*EXERCISE INSTRUCTIONS*.
Within the data below, state how many lines contain the string "this". Provide the number only.

*INPUT ROWS*.
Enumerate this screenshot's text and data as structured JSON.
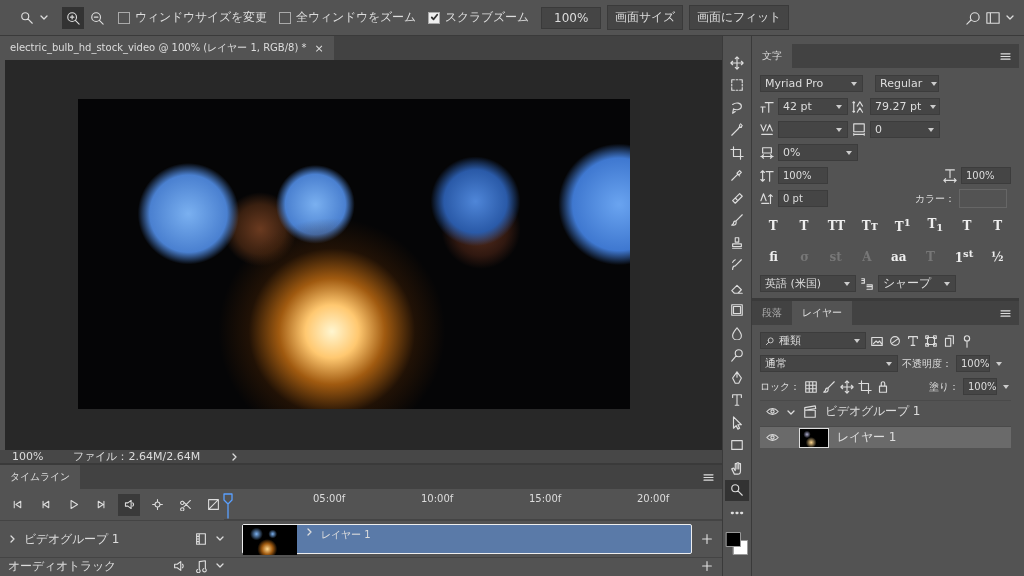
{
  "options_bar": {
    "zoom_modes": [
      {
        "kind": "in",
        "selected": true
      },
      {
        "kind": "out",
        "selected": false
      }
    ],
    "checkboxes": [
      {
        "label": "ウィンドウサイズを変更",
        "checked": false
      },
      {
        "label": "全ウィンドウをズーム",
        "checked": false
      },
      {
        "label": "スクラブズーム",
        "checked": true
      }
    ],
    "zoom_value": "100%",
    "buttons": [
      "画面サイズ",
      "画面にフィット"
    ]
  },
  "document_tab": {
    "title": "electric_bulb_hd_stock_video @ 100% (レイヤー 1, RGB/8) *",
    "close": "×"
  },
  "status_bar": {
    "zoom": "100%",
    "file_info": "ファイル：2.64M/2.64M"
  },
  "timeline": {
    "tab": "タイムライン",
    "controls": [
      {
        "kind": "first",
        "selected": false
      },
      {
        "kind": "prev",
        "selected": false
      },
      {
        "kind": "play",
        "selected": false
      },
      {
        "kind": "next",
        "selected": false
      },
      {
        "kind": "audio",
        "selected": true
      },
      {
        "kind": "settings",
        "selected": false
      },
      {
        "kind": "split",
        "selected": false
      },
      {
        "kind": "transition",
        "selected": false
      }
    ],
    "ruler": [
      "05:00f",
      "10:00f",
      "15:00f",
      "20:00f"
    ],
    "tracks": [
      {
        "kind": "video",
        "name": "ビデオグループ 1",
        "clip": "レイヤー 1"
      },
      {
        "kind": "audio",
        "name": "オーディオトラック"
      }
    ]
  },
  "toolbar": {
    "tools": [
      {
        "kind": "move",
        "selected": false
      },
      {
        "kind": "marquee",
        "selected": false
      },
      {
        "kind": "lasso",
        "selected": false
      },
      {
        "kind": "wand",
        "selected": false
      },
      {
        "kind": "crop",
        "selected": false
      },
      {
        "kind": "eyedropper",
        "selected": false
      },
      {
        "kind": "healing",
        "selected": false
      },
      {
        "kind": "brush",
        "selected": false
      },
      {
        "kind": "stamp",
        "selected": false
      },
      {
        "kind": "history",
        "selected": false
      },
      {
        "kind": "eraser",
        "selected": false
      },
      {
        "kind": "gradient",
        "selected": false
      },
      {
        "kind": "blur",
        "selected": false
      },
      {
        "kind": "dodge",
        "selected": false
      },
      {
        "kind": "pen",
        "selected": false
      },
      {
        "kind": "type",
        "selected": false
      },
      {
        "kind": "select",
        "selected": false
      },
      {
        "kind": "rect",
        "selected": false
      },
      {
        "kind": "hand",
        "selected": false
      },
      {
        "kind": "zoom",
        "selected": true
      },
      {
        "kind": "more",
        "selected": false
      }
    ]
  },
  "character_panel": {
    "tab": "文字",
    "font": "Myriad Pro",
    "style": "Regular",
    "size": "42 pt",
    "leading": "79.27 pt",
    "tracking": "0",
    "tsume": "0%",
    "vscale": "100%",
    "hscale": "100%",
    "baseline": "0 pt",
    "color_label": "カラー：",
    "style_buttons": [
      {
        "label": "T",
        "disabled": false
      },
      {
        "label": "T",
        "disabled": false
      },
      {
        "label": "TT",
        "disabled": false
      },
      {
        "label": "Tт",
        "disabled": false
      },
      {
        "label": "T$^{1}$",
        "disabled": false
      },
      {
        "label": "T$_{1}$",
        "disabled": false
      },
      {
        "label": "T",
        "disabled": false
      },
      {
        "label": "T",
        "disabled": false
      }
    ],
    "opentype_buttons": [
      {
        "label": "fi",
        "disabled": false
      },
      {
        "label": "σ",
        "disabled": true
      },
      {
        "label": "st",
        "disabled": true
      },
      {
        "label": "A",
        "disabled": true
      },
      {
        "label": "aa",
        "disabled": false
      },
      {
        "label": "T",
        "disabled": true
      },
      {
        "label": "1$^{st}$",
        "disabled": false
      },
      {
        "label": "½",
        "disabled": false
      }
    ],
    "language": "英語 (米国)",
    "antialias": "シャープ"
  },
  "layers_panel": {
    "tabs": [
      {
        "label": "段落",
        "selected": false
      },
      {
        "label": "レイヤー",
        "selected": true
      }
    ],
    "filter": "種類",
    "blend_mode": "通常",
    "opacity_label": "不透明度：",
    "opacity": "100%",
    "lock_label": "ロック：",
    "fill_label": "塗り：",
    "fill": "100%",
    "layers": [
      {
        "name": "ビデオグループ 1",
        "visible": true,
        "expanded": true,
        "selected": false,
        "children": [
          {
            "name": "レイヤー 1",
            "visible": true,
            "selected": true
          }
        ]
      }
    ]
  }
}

...

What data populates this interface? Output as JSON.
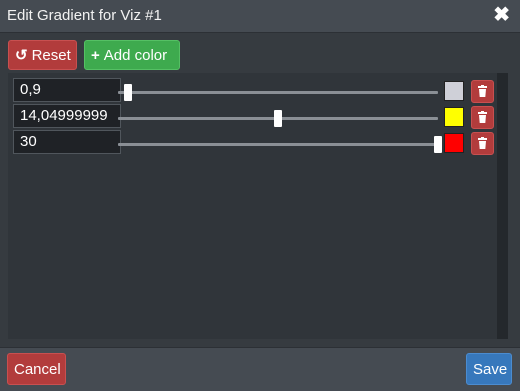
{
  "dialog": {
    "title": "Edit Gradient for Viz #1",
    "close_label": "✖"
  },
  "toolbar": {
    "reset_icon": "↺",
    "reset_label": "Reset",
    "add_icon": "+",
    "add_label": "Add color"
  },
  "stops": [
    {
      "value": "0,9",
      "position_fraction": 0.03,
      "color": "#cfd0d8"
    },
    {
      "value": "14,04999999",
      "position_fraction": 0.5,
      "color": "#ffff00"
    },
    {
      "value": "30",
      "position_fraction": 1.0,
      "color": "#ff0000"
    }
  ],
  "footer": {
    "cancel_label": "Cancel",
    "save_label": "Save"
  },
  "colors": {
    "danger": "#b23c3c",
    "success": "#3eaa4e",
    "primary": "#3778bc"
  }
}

*EXERCISE RESULT*.
2